▶ _Records for this exercise_:
# # # # # # #
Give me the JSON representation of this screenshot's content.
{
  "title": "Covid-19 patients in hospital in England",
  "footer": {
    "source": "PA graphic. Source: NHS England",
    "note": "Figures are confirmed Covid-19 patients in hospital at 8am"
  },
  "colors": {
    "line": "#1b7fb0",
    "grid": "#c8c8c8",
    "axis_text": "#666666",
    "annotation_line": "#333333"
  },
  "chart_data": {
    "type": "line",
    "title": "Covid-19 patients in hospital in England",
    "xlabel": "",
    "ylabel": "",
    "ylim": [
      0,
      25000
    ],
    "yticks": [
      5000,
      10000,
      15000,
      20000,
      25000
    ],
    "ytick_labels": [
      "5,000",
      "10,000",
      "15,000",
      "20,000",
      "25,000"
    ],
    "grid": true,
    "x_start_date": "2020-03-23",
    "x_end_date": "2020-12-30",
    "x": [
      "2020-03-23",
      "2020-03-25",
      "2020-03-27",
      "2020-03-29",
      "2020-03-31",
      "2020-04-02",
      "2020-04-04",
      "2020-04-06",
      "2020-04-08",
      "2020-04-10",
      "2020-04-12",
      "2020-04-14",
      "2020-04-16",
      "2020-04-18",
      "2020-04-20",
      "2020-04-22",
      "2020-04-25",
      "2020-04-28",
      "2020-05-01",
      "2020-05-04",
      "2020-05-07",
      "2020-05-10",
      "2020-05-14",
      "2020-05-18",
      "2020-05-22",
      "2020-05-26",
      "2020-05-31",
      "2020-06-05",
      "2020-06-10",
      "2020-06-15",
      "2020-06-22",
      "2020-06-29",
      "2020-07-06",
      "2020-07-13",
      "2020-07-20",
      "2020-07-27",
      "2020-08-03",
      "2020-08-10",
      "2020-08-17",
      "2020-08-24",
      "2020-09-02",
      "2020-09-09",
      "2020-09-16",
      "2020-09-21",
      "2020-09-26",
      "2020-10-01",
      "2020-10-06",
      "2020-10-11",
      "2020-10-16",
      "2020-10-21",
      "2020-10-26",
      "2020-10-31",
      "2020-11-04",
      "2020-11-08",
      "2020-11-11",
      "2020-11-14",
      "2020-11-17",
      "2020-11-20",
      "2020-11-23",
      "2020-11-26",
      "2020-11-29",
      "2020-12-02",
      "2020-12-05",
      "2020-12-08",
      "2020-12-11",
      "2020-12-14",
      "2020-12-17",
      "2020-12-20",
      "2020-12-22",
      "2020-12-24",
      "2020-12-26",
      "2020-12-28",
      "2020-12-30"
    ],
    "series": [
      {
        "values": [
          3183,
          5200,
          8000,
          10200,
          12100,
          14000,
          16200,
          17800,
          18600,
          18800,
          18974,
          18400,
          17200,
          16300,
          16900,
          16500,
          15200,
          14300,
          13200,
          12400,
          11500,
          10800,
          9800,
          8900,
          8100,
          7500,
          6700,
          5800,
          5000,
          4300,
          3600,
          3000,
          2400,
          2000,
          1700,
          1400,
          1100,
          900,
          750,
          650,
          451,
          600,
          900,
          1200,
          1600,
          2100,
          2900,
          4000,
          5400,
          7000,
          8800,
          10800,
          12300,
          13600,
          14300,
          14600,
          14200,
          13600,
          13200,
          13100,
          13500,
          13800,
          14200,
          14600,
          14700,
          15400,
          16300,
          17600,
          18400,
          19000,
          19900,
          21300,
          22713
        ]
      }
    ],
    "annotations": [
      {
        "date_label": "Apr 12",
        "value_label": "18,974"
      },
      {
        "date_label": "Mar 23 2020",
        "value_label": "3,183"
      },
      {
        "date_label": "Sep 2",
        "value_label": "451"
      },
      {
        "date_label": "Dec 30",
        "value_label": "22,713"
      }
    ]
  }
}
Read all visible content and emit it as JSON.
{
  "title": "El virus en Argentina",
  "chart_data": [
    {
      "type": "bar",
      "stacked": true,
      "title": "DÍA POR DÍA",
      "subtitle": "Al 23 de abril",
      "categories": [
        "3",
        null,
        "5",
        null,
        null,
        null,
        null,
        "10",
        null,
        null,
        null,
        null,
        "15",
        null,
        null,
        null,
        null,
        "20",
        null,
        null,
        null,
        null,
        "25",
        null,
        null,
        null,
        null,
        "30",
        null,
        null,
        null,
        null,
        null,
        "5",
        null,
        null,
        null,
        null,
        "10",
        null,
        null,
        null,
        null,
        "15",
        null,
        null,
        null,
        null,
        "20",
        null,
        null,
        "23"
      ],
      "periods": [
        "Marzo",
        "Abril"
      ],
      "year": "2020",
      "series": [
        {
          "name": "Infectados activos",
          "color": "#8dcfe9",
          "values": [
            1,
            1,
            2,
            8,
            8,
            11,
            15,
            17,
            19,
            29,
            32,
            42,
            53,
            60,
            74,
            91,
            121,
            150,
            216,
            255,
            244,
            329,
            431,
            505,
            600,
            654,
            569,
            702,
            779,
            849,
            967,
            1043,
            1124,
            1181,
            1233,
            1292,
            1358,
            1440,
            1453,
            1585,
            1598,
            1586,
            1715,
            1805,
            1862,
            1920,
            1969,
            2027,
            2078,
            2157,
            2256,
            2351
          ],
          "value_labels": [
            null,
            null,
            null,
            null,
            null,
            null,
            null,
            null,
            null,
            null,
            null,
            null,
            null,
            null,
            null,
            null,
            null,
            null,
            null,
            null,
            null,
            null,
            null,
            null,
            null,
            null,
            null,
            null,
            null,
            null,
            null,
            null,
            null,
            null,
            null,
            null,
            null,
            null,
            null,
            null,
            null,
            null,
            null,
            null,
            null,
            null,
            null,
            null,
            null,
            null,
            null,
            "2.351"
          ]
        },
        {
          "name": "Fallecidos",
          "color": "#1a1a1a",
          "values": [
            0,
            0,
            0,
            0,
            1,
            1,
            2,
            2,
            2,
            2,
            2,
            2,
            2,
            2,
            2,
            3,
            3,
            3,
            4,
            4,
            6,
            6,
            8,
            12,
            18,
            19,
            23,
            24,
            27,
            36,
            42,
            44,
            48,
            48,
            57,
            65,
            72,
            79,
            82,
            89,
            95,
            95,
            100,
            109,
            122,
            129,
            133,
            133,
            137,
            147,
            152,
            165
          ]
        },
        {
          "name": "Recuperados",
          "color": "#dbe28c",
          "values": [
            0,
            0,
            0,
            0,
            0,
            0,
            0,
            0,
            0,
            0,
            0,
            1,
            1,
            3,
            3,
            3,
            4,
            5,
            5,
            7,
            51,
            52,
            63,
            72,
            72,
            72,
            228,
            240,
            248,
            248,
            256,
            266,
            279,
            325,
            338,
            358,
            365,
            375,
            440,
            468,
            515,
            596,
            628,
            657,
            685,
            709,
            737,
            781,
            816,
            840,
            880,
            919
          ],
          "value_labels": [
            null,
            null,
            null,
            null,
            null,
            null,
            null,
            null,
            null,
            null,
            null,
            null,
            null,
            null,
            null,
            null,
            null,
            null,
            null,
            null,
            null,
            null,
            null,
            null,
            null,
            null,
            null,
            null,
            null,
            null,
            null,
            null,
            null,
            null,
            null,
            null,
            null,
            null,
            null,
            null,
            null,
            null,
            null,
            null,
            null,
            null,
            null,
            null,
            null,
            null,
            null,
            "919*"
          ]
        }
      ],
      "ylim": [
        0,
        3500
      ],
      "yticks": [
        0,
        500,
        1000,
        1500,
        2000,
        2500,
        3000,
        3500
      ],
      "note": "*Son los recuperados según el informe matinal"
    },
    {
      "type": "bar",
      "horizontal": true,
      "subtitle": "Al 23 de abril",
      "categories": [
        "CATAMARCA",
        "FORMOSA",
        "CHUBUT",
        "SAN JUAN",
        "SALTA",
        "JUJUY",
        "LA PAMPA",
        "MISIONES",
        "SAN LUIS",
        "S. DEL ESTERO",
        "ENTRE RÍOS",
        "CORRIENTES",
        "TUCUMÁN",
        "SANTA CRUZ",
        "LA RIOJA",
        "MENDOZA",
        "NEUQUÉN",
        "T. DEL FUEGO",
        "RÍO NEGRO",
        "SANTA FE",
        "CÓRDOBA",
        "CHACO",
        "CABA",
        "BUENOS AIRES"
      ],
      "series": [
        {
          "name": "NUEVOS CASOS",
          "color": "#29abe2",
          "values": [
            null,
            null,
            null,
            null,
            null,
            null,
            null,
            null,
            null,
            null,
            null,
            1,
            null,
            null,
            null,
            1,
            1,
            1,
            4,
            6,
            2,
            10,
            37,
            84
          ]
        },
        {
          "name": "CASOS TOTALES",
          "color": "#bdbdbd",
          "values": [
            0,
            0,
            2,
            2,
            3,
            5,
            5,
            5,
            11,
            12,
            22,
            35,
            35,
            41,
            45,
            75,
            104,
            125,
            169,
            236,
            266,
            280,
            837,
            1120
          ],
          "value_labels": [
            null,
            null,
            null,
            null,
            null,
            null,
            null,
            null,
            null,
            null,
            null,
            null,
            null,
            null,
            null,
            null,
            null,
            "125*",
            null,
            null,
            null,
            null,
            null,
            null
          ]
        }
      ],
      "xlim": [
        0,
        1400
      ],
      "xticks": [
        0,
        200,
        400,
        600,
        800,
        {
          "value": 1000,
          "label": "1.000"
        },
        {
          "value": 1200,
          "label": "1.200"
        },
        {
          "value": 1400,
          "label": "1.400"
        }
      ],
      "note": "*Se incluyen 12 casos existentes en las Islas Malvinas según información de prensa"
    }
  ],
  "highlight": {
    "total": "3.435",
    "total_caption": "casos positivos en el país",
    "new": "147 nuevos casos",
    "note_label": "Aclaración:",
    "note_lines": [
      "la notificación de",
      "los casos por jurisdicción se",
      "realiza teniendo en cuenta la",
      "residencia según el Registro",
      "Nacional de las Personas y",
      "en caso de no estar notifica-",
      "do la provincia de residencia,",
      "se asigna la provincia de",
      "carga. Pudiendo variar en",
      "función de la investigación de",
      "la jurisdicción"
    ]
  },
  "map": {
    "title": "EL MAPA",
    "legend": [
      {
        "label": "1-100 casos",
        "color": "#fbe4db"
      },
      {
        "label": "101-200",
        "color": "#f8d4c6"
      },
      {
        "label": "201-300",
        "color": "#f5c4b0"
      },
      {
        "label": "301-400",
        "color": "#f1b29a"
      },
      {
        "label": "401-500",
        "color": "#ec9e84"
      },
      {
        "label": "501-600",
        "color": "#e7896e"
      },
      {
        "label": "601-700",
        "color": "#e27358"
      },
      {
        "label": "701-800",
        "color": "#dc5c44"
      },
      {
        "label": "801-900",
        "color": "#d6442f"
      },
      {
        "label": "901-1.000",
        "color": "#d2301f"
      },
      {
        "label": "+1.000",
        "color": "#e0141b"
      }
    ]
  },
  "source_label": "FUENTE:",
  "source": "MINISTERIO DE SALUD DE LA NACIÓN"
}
# # # # # # #
▶ _What you are asked to do_: Return each full line of the entries that contains the word "jurisdicción".

▶ _Output for this task_:
      "los casos por jurisdicción se",
      "la jurisdicción"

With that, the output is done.